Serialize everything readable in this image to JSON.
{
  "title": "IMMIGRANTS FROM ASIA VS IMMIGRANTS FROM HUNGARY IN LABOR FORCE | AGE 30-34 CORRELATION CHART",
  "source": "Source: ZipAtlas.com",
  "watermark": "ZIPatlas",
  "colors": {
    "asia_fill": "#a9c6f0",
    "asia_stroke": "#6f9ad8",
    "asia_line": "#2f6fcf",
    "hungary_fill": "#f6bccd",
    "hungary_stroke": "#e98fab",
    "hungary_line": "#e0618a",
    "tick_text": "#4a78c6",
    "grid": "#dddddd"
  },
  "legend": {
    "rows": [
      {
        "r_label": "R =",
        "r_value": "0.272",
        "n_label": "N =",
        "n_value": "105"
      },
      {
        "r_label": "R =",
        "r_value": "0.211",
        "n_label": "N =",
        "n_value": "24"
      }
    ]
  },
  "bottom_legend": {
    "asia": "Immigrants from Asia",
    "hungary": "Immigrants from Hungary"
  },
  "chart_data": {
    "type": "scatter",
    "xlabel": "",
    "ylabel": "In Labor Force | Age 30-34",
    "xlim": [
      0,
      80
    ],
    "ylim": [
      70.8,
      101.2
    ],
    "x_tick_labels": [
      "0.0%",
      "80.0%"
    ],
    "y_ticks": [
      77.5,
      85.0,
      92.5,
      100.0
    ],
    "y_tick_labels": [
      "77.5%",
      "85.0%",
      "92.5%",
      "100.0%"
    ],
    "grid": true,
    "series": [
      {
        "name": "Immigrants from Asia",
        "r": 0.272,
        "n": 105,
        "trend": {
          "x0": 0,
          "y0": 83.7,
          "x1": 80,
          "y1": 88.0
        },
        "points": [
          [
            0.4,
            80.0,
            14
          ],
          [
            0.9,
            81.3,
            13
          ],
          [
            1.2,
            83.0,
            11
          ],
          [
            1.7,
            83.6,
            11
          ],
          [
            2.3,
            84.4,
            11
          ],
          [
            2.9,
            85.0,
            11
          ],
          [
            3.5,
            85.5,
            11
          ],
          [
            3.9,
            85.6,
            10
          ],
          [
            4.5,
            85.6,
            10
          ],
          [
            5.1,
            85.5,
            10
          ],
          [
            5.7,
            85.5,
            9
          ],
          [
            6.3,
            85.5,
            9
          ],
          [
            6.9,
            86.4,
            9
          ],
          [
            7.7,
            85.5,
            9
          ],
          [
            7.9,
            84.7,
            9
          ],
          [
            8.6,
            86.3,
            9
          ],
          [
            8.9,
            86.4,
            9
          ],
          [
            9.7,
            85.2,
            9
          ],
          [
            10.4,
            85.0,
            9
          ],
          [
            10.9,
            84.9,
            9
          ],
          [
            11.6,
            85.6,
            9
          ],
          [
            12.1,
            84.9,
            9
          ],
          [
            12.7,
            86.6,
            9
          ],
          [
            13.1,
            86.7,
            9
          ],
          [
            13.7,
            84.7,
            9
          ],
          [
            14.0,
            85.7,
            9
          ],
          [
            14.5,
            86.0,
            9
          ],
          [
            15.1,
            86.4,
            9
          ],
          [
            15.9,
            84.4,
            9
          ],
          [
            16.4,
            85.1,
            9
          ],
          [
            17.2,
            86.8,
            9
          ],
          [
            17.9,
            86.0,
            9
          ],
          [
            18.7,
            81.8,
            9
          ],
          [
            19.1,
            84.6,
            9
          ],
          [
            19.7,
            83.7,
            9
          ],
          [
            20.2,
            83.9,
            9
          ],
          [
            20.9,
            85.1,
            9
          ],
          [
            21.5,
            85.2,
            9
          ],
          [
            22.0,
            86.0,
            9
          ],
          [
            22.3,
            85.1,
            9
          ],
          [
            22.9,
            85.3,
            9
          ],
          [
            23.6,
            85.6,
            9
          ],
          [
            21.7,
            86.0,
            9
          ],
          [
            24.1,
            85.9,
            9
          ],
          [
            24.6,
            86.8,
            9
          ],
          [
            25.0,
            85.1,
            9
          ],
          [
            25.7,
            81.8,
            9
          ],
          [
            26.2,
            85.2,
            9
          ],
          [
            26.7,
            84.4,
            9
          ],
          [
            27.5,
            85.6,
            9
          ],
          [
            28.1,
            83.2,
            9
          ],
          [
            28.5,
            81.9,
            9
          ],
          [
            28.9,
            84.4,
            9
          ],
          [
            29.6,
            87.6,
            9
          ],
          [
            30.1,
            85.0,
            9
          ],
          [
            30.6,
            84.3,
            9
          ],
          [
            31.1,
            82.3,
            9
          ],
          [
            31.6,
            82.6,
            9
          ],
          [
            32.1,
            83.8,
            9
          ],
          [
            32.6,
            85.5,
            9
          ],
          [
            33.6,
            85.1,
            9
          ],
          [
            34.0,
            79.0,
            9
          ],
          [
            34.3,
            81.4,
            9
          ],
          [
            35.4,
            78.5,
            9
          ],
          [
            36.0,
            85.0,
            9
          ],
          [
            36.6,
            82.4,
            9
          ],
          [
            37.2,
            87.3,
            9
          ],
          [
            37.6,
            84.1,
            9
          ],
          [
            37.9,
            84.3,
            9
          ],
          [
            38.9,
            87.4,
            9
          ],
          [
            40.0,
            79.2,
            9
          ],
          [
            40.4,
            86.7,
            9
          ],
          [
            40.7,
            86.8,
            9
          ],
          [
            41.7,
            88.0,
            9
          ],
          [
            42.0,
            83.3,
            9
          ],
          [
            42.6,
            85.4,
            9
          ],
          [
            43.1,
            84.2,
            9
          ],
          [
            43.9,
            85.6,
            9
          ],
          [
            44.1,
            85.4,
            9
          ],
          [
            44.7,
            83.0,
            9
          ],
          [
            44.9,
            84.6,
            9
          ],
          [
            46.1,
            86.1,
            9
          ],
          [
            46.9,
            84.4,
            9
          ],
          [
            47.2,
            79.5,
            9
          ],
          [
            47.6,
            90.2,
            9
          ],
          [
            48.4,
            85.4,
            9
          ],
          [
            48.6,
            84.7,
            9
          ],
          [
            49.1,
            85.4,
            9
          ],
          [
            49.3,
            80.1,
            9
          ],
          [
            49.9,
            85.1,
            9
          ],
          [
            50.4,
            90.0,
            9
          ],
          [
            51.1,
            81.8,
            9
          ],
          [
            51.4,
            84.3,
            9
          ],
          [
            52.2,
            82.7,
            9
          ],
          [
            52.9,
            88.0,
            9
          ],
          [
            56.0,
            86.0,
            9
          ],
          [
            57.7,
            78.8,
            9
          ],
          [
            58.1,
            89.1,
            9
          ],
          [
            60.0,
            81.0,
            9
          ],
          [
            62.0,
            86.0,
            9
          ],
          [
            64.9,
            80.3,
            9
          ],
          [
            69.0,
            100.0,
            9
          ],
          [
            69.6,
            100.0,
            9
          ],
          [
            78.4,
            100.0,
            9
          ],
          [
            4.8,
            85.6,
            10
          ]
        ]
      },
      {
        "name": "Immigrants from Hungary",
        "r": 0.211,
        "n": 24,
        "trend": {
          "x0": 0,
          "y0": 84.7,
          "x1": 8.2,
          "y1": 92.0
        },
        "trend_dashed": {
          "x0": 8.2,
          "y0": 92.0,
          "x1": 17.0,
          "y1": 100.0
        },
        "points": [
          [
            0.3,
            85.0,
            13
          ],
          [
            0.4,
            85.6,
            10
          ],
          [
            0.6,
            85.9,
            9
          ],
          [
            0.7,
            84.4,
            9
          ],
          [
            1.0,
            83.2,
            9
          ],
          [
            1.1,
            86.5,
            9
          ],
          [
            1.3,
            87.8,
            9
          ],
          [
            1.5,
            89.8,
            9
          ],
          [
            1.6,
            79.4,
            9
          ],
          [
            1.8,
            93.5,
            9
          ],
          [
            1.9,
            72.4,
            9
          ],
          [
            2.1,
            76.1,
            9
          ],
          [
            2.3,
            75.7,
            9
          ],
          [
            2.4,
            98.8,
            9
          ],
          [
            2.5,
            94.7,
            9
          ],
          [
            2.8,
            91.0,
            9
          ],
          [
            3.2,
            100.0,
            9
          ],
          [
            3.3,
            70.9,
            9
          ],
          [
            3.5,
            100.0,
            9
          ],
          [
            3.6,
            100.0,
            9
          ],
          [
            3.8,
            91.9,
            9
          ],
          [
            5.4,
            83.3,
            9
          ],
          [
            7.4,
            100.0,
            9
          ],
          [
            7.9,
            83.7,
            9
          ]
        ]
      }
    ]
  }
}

▸ TASK INSTRUCTIONS:
From the listing above, copy out each line where the word "name" appears.

▸ TASK OUTPUT:
        "name": "Immigrants from Asia",
        "name": "Immigrants from Hungary",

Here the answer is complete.